Identify the lines that contain the word "لإيجاد" and copy each one.

### DATASET CONTENT
········

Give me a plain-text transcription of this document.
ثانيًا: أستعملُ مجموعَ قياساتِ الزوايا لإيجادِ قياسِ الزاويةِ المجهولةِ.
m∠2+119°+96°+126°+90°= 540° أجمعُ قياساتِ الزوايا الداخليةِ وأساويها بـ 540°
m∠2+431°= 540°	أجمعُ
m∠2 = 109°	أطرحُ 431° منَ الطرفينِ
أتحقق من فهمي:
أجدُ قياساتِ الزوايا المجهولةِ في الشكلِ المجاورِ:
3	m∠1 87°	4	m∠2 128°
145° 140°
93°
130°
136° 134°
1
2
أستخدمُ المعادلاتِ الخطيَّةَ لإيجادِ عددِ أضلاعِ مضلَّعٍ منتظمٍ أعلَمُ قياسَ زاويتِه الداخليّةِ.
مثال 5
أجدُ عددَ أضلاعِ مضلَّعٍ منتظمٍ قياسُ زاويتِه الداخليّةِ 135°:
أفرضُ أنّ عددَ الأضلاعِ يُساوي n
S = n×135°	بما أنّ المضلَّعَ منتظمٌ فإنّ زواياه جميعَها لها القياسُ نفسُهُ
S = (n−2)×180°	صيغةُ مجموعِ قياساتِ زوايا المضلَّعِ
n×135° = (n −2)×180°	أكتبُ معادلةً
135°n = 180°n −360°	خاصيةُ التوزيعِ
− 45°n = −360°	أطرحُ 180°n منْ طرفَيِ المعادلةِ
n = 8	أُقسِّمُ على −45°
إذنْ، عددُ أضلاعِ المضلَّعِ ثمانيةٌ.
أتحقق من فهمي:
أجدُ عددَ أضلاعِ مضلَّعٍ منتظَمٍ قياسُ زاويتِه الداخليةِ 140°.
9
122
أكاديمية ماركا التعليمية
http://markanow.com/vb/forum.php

········

### OUTPUT OF THE EXERCISE
ثانيًا: أستعملُ مجموعَ قياساتِ الزوايا لإيجادِ قياسِ الزاويةِ المجهولةِ.
أستخدمُ المعادلاتِ الخطيَّةَ لإيجادِ عددِ أضلاعِ مضلَّعٍ منتظمٍ أعلَمُ قياسَ زاويتِه الداخليّةِ.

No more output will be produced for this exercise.